### What this task involves
Count the lines below that contain the word "Assembly". Give only the number.

Material to process start

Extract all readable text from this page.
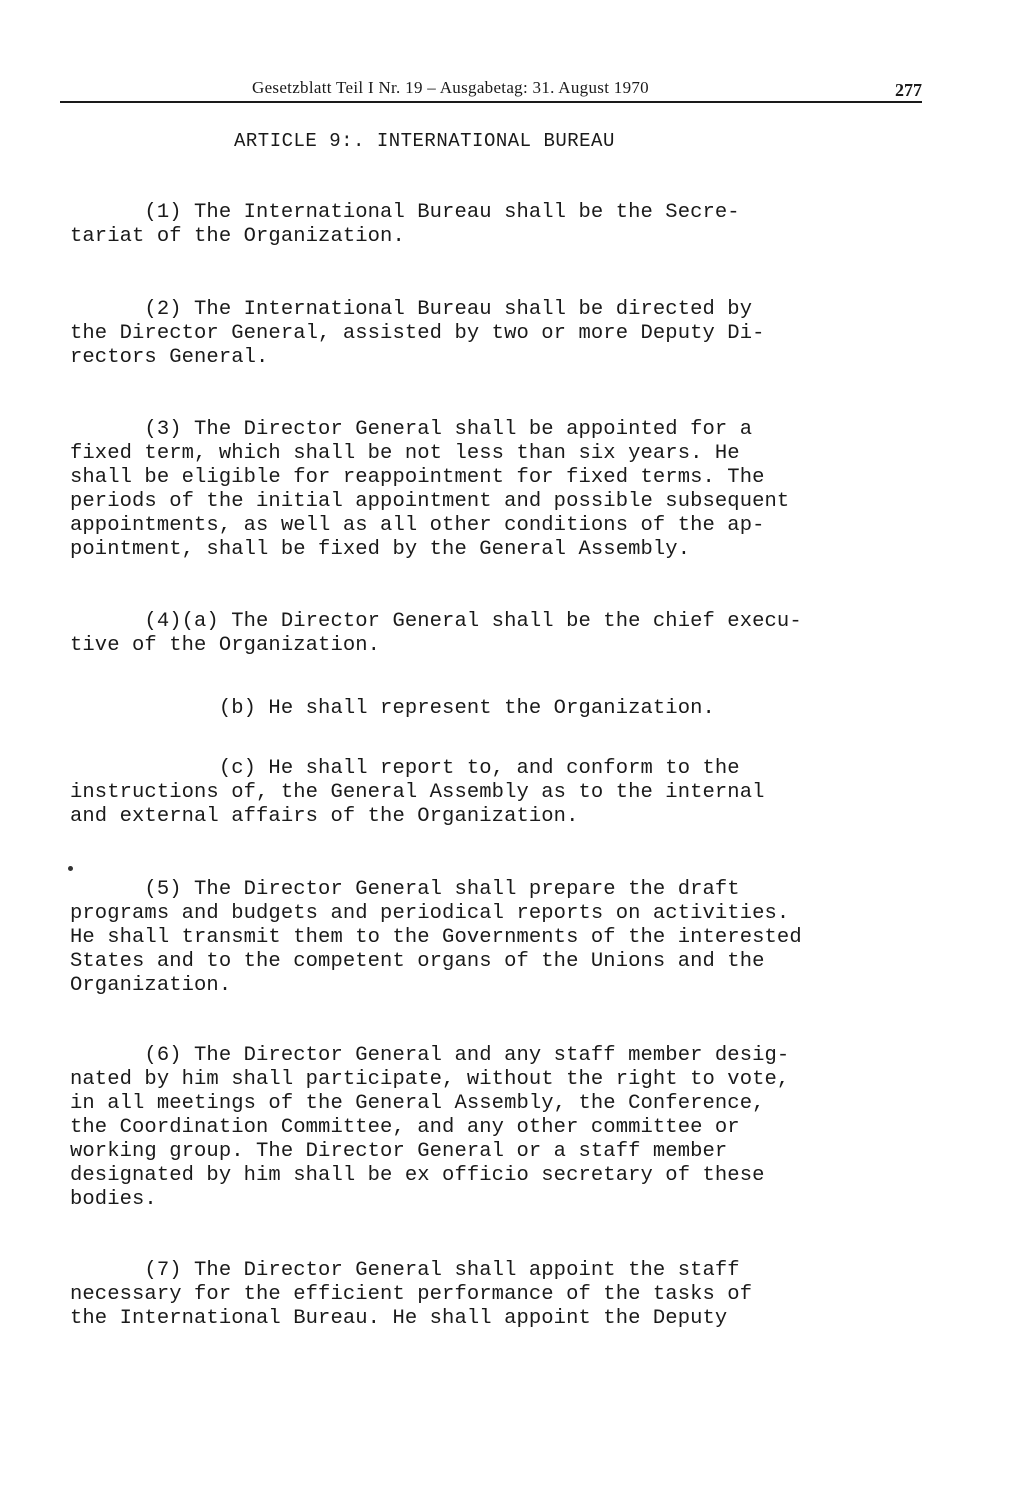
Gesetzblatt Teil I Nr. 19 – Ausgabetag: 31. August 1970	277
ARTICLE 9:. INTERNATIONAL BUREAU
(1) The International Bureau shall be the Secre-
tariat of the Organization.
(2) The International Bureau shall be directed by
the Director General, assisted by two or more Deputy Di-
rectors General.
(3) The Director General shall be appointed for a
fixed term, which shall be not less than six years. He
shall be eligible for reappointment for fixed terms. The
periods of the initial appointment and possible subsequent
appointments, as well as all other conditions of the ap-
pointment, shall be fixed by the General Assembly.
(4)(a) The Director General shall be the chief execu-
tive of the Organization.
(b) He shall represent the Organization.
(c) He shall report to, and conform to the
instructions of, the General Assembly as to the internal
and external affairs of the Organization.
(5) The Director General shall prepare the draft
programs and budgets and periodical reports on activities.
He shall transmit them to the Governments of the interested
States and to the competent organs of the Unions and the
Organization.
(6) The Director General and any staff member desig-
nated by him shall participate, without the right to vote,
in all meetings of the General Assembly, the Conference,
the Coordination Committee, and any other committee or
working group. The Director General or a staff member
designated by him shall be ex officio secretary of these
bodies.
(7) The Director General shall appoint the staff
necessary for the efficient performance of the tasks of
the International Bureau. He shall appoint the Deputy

Material to process end

### Answer
3